▸ **Document passage**:
◆ ◆ ◆ ◆

1956 United States presidential election in Wisconsin
| Nominee | Dwight D. Eisenhower | Adlai Stevenson |  |
| Party | Republican | Democratic |
| Home state | Pennsylvania | Illinois |
| Running mate | Richard Nixon | Estes Kefauver |
| Electoral vote | 12 | 0 |
| Popular vote | 954,844 | 586,768 |
| Percentage | 61.58% | 37.84% |
- County results
| Eisenhower 50–60% 60–70% 70–80% | Stevenson 50–60% |
| President before election Dwight D. Eisenhower Republican | Elected President Dwight D. Eisenhower Republican |

= 1956 United States presidential election in Wisconsin =

The 1956 United States presidential election in Wisconsin was held on November 6, 1956, as part of the 1956 United States presidential election. State voters chose 12 electors to the Electoral College, who voted for president and vice president.

◆ ◆ ◆ ◆

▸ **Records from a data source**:
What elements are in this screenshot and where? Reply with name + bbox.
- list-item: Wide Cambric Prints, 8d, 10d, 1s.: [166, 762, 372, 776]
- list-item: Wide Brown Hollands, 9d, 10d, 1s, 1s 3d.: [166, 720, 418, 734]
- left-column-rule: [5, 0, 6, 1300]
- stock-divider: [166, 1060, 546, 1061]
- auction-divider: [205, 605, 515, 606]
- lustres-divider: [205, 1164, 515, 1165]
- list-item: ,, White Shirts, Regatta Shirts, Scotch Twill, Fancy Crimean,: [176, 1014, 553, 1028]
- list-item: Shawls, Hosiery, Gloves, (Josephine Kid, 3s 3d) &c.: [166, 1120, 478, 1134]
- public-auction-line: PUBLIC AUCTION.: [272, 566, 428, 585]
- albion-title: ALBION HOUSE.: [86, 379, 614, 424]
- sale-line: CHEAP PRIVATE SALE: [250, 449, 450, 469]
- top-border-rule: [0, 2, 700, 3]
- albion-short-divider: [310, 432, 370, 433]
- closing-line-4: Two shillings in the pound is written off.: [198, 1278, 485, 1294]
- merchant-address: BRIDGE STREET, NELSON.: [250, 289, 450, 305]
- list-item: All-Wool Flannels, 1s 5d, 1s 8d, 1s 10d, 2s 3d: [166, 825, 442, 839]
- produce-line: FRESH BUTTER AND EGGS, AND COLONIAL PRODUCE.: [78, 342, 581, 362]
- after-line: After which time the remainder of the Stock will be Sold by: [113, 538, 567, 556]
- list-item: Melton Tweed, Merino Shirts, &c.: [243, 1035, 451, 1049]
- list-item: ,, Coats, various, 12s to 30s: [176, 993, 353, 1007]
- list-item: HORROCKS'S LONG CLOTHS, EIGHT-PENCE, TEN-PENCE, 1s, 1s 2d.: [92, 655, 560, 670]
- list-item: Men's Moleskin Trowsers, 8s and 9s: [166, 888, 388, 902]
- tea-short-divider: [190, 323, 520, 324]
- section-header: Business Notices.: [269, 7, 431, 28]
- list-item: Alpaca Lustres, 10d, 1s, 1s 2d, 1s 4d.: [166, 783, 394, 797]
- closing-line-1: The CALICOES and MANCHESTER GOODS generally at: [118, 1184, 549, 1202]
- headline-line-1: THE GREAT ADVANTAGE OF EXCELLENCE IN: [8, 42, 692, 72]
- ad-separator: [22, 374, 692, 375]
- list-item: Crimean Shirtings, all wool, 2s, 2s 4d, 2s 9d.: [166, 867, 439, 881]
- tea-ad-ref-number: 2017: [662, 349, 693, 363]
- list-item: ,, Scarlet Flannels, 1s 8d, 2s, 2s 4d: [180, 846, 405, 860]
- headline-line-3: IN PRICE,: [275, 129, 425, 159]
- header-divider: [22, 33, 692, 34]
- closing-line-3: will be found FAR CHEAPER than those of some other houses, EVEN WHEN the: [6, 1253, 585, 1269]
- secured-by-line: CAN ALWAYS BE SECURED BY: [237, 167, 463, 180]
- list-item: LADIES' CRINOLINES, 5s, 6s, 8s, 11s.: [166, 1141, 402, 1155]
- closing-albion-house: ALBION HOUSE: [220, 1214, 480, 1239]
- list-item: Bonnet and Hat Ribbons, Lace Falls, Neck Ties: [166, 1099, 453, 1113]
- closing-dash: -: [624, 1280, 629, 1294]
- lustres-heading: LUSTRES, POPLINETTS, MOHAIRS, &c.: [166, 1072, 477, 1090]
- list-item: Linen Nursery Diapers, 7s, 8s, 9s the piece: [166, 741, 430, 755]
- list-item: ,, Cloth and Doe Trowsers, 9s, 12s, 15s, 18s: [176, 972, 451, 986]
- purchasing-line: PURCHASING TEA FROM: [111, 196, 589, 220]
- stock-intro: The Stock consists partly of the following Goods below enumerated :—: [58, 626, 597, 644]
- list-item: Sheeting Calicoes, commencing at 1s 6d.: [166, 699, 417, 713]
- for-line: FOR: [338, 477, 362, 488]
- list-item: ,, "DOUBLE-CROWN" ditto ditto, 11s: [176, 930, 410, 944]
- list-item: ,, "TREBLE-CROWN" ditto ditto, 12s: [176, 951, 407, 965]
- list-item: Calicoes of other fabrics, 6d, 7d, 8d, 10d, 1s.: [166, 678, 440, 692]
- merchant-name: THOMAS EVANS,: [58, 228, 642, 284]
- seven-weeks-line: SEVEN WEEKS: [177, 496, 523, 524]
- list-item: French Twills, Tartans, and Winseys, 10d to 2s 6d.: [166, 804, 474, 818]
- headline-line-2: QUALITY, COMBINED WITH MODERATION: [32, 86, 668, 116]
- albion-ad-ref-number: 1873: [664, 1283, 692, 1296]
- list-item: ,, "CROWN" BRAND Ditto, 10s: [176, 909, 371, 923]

◆ ◆ ◆ ◆

▸ **Tasks for this exercise**:
• a. In the article on the 1956 presidential election in Wisconsin, how many electors did state voters choose to the Electoral College?
• b. Continue the article on the 1956 presidential election in Wisconsin from its last sentence.

▸ **Response list**:
• a. 12 electors.

• b.
Politics in Wisconsin since the Populist movement had been dominated by the Republican Party. The Democratic Party became uncompetitive away from the Lake Michigan coast as the upper classes, along with the majority of workers who followed them, fled from William Jennings Bryan's agrarian and free silver sympathies. Although the state did develop a strong Socialist Party to provide opposition to the GOP, Wisconsin developed the direct Republican primary in 1903 and this ultimately created competition between the "League" under Robert M. La Follette, and the conservative "Regular" faction. This ultimately would develop into the Wisconsin Progressive Party in the late 1930s, which was opposed to the conservative German Democrats and to the national Republican Party, and allied with Franklin D. Roosevelt at the federal level.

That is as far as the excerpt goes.